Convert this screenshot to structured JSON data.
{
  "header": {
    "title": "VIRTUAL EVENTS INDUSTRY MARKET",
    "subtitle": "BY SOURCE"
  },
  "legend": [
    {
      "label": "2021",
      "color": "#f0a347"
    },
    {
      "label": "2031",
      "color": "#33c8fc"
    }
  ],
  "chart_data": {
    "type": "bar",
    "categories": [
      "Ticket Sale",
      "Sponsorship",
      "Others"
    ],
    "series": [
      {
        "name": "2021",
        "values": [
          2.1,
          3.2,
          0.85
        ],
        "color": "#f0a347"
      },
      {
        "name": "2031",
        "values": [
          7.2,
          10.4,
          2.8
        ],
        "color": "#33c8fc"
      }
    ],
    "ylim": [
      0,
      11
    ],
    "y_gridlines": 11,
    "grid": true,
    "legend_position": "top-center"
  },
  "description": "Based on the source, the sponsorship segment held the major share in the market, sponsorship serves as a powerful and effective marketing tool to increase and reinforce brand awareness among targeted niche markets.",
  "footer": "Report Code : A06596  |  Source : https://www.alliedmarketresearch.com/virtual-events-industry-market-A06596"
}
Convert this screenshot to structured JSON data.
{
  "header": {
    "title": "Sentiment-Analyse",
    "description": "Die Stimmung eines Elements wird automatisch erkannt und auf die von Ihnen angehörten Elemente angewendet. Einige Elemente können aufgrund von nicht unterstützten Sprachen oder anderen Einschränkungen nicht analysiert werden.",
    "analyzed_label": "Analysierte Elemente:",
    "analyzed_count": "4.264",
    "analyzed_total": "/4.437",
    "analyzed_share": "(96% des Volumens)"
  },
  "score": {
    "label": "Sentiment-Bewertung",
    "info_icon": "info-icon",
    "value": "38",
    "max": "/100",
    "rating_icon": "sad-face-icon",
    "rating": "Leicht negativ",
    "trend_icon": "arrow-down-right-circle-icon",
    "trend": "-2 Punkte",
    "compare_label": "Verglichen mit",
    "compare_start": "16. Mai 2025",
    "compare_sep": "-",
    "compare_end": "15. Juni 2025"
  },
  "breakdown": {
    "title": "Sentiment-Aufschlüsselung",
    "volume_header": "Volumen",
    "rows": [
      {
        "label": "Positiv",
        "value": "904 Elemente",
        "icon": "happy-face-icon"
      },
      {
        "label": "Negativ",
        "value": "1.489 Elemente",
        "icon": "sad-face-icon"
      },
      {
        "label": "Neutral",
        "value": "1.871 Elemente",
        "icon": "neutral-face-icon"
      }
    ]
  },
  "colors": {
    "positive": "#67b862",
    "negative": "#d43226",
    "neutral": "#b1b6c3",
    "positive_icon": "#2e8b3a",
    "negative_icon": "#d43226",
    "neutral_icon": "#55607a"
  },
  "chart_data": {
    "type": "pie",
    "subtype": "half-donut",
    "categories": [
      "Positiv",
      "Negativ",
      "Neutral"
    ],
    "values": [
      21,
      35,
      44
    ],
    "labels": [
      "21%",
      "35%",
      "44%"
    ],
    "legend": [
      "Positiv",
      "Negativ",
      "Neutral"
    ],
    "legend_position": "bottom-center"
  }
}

--

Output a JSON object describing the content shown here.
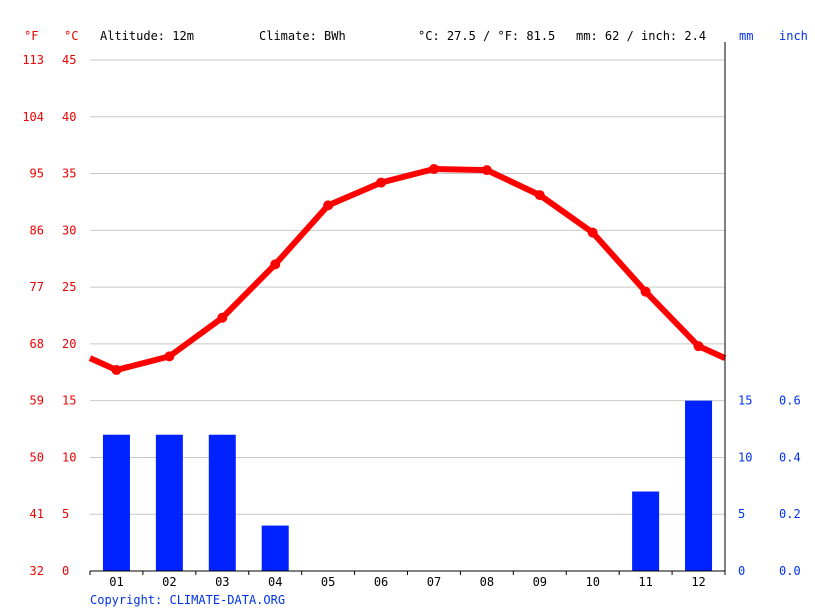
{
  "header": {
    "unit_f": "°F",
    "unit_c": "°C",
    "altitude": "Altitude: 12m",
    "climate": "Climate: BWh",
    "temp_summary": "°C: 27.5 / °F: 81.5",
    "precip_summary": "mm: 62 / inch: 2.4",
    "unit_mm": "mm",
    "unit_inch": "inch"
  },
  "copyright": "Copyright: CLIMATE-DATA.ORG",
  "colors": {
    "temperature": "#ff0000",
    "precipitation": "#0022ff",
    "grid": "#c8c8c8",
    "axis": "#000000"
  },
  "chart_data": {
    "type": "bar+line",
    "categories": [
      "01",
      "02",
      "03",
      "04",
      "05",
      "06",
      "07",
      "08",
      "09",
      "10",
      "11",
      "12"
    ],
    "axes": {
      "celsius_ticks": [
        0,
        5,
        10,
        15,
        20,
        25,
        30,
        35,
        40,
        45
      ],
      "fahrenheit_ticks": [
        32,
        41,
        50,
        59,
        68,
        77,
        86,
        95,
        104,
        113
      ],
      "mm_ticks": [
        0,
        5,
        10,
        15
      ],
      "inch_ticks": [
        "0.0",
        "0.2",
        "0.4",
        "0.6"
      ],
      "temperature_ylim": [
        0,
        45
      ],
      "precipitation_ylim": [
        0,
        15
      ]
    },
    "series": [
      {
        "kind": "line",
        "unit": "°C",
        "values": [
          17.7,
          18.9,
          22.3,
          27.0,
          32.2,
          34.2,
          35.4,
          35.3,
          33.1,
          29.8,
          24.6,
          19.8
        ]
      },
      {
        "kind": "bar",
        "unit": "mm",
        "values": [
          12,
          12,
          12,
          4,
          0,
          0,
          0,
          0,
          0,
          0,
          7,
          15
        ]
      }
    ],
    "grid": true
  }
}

--

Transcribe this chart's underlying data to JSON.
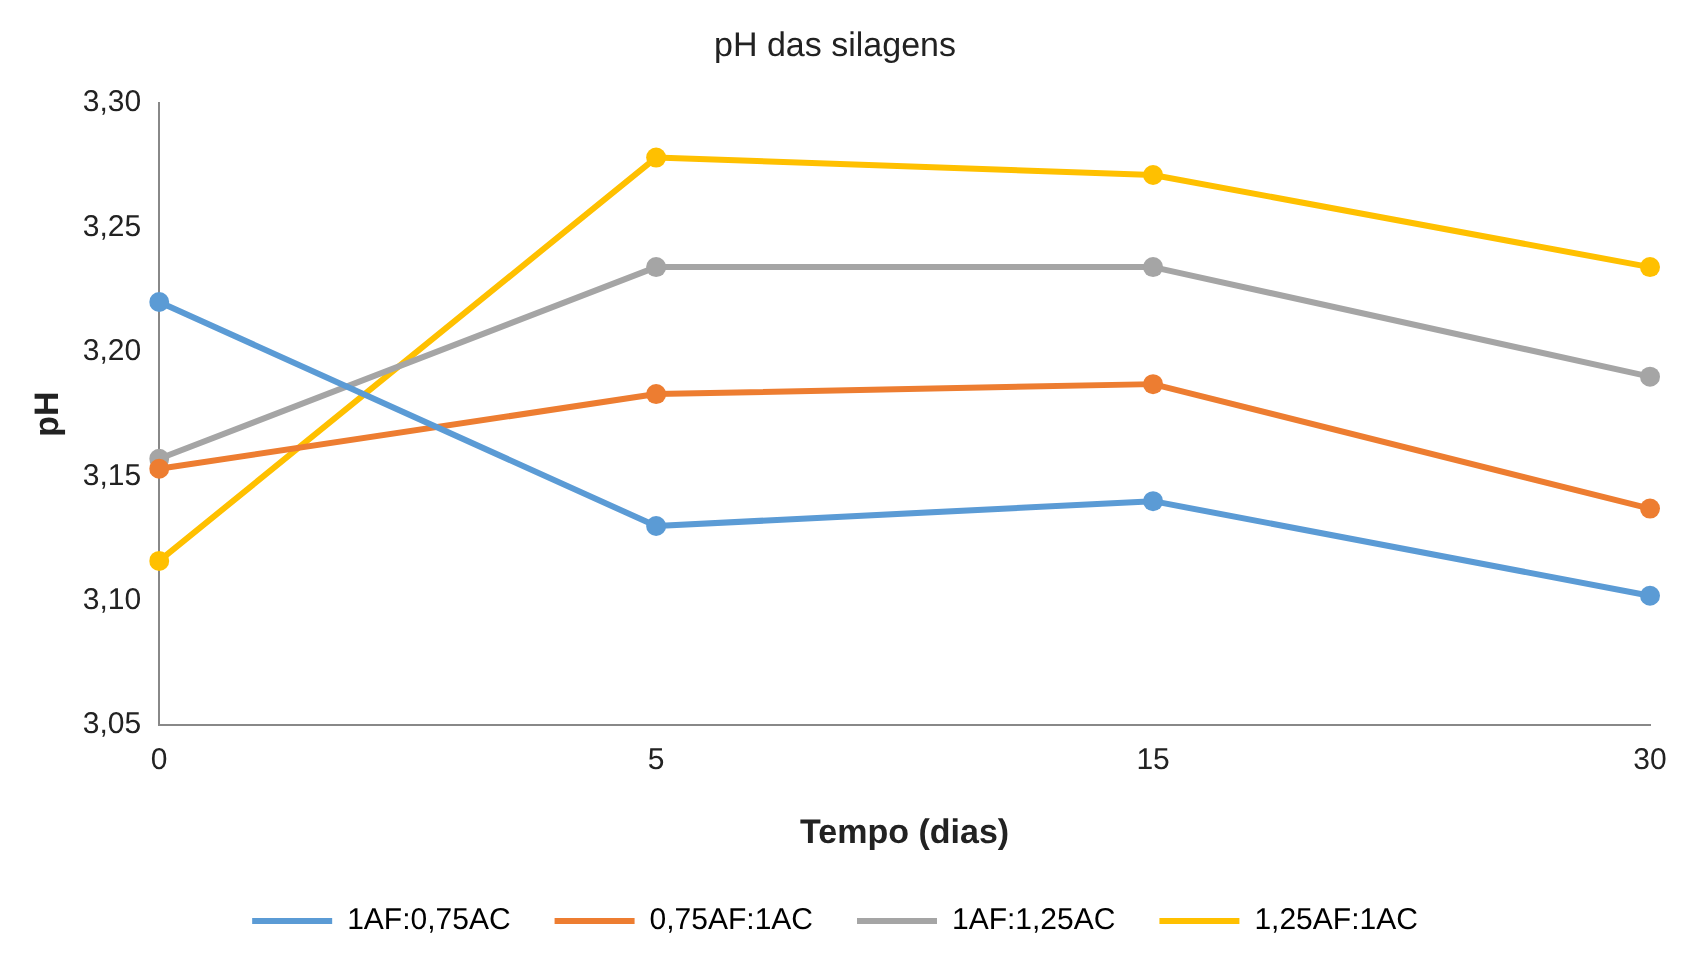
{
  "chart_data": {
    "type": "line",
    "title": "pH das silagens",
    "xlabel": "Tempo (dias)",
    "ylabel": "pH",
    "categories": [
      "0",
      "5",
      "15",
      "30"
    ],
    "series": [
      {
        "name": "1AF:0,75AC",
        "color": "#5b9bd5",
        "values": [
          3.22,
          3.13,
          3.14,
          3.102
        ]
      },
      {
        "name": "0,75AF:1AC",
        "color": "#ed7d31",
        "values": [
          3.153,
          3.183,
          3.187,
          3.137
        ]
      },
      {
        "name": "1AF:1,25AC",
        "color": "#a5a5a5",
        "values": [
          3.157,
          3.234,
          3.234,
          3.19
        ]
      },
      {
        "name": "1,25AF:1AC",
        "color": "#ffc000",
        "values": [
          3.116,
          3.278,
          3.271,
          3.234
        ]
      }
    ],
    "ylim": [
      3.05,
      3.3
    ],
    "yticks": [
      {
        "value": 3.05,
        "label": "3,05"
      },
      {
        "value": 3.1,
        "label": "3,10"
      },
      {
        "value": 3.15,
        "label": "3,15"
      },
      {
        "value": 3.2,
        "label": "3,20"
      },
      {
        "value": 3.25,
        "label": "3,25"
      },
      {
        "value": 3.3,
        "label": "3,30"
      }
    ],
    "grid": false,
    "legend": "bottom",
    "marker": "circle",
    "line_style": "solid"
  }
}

JOB → Copy whichever lines in the listing above contain the word "name".

THE SOLUTION →
        "name": "2021",
        "name": "2031",
        "name": "1AF:0,75AC",
        "name": "0,75AF:1AC",
        "name": "1AF:1,25AC",
        "name": "1,25AF:1AC",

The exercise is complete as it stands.